#### Working data

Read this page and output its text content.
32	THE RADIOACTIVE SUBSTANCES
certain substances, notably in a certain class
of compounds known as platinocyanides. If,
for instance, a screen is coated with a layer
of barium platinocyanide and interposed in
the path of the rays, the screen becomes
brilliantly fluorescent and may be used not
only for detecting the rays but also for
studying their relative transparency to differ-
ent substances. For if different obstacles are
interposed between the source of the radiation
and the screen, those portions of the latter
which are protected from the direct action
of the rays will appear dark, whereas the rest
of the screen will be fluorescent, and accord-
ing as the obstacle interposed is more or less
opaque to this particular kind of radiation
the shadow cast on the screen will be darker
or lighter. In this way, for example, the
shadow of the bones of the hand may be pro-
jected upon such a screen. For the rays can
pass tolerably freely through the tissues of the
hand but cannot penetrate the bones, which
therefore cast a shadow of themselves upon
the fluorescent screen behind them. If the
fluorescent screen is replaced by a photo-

#### Exercise task
Quote each line of the data above exactly as written.

#### Answer to the exercise
Read this page and output its text content.
32	THE RADIOACTIVE SUBSTANCES
certain substances, notably in a certain class
of compounds known as platinocyanides. If,
for instance, a screen is coated with a layer
of barium platinocyanide and interposed in
the path of the rays, the screen becomes
brilliantly fluorescent and may be used not
only for detecting the rays but also for
studying their relative transparency to differ-
ent substances. For if different obstacles are
interposed between the source of the radiation
and the screen, those portions of the latter
which are protected from the direct action
of the rays will appear dark, whereas the rest
of the screen will be fluorescent, and accord-
ing as the obstacle interposed is more or less
opaque to this particular kind of radiation
the shadow cast on the screen will be darker
or lighter. In this way, for example, the
shadow of the bones of the hand may be pro-
jected upon such a screen. For the rays can
pass tolerably freely through the tissues of the
hand but cannot penetrate the bones, which
therefore cast a shadow of themselves upon
the fluorescent screen behind them. If the
fluorescent screen is replaced by a photo-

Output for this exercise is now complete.